#### Quoted text

If any action is brought against any Investor or any of their
respective officers, directors, partners, employees, agents, or counsel, or any
controlling persons of such person (an "indemnified party") in respect of which
indemnity may be sought against the Company pursuant to the foregoing paragraph,
such indemnified party or parties shall promptly notify the Company, in writing,
of the institution of such action (but the failure so to notify shall not
relieve the Company from any liability under this Agreement unless the Company
shall have been materially prejudiced by such failure) and the Company shall
promptly assume the defense of such action, including the employment of counsel
(reasonably satisfactory to such indemnified party or parties) and payment of
expenses. Such indemnified party or parties shall have the right to employ its
or their own counsel in any such case, but the fees and expenses of such counsel
shall be at the expense of such indemnified party or parties unless the
employment of such counsel shall have been authorized, in writing, by the
Company in connection with the defense of such action or the Company shall not
have employed counsel reasonably satisfactory to such indemnified party or
parties to have charge of the defense of such action or such indemnified party
or parties shall have reasonably concluded that there may be one or more legal
defenses available to it or them or to other indemnified parties which are
different from or additional to those available to the Company, in any of which
events such fees and expenses shall be borne by the Company and the Company
shall not have the right to direct the defense of such action on behalf of the
indemnified party or parties. Anything in this Section 2 to the contrary
notwithstanding, the Company shall not be liable for any settlement of any such
claim or action effected without its written consent, which shall not be
unreasonably withheld. The Company agrees promptly to notify all the Investors
of the commencement of any litigation or proceedings against the Company or any
of its officers or directors in connection with the sale of any Registrable
Securities or any preliminary prospectus, prospectus, registration statement, or
amendment or supplement thereto, or any application relating to any sale of any
Registrable Securities.

########
#### Excerpted data

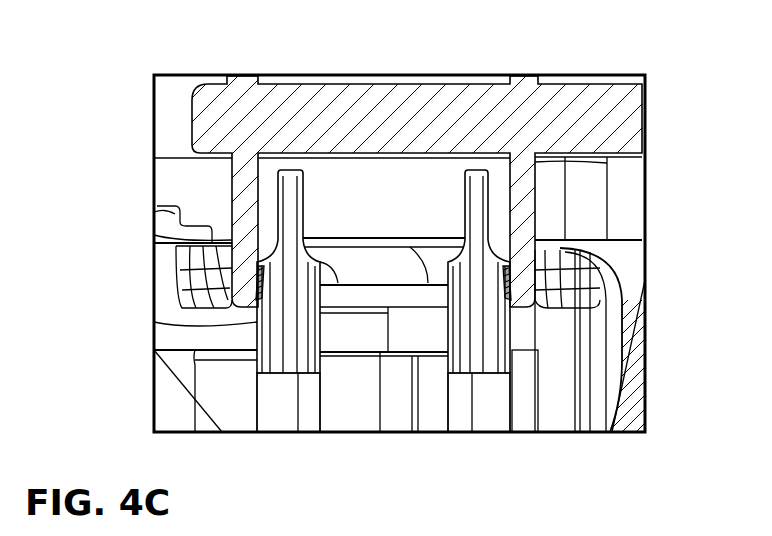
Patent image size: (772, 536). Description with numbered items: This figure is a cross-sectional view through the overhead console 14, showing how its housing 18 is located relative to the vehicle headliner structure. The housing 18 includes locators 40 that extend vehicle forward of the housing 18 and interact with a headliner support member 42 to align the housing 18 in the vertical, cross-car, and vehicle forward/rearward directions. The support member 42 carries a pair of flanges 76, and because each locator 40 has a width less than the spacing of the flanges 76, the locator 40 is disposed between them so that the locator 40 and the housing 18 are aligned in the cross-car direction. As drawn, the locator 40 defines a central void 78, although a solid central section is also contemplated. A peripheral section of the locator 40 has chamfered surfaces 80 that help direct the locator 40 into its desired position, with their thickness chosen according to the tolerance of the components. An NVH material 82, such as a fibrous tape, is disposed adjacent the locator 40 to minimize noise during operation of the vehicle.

The overhead console 14 is at (482, 405).
The housing 18 is at (595, 292).
The locator 40 is at (325, 258).
The headliner support member 42 is at (348, 113).
The flanges 76 is at (242, 228).
The central void 78 is at (384, 210).
The chamfered surfaces 80 is at (260, 310).
The NVH material 82 is at (258, 276).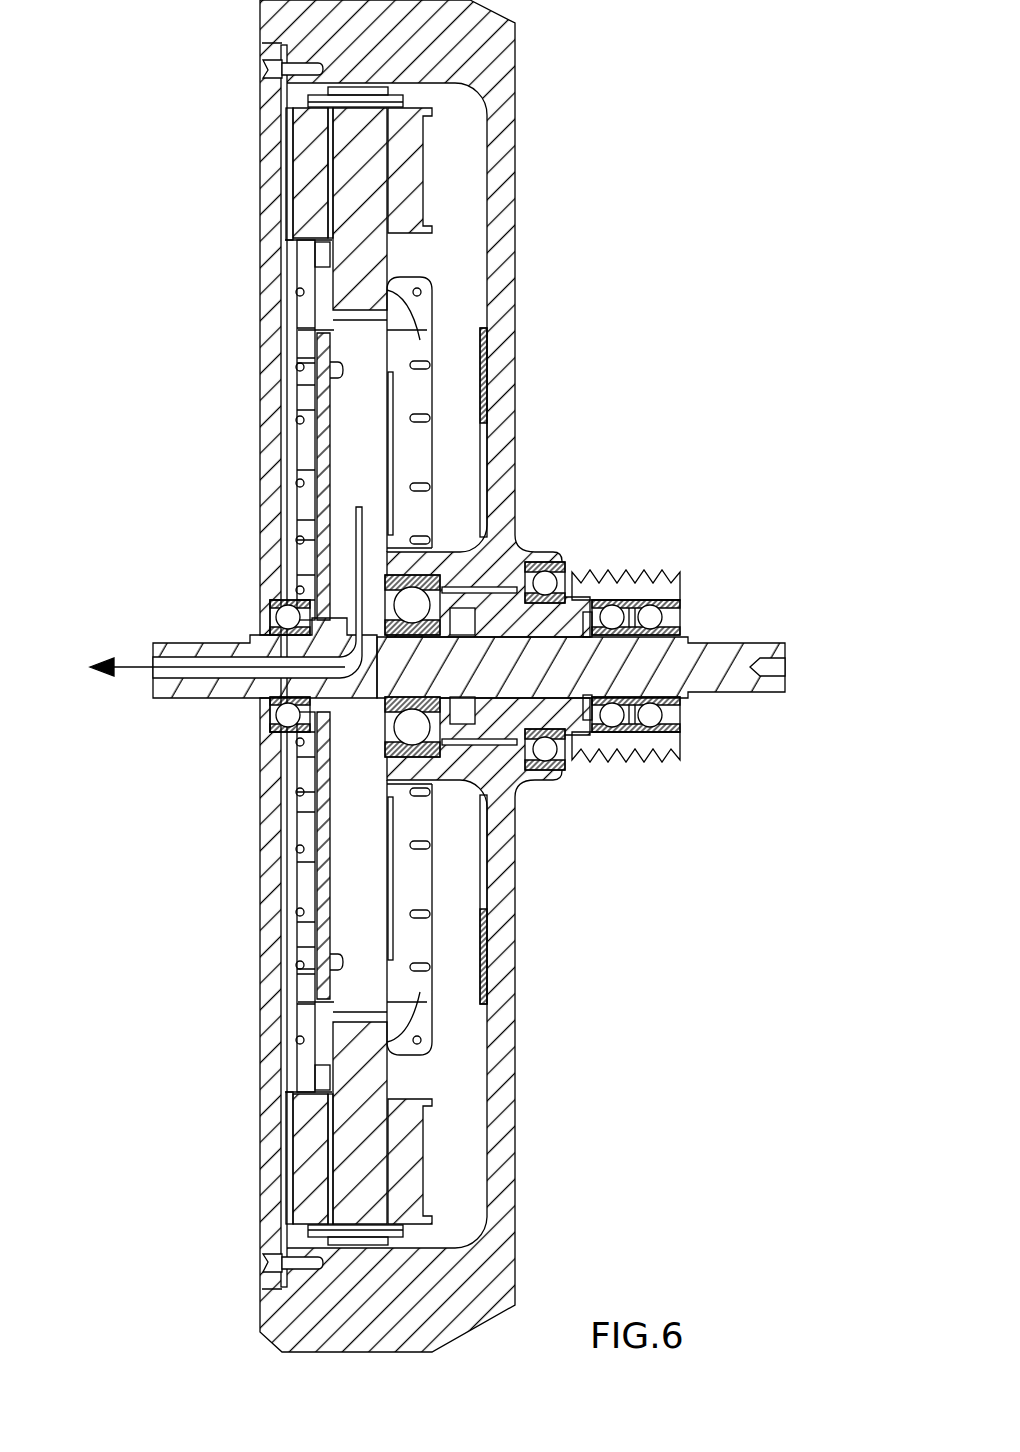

########

• _Tasks_:
1. List every circumstance named in the indemnification clause in which the Company bears the fees and expenses of the indemnified party's own counsel.
2. Answer these questions from the indemnification clause.
(a) In what form must an indemnified party notify the Company that an action has been instituted?
(b) When does a failure to notify relieve the Company of liability under the Agreement?
(c) For which settlements is the Company not liable?

• _Solved tasks_:
1.
- The employment of that counsel has been authorized, in writing, by the Company in connection with the defense of the action.
- The Company has not employed counsel reasonably satisfactory to the indemnified party or parties to have charge of the defense of the action.
- The indemnified party or parties have reasonably concluded that there may be one or more legal defenses available to them or to other indemnified parties that are different from or additional to those available to the Company.

2.
(a) In writing.
(b) Only when the Company has been materially prejudiced by that failure.
(c) Any settlement of a claim or action effected without the Company's written consent, which shall not be unreasonably withheld.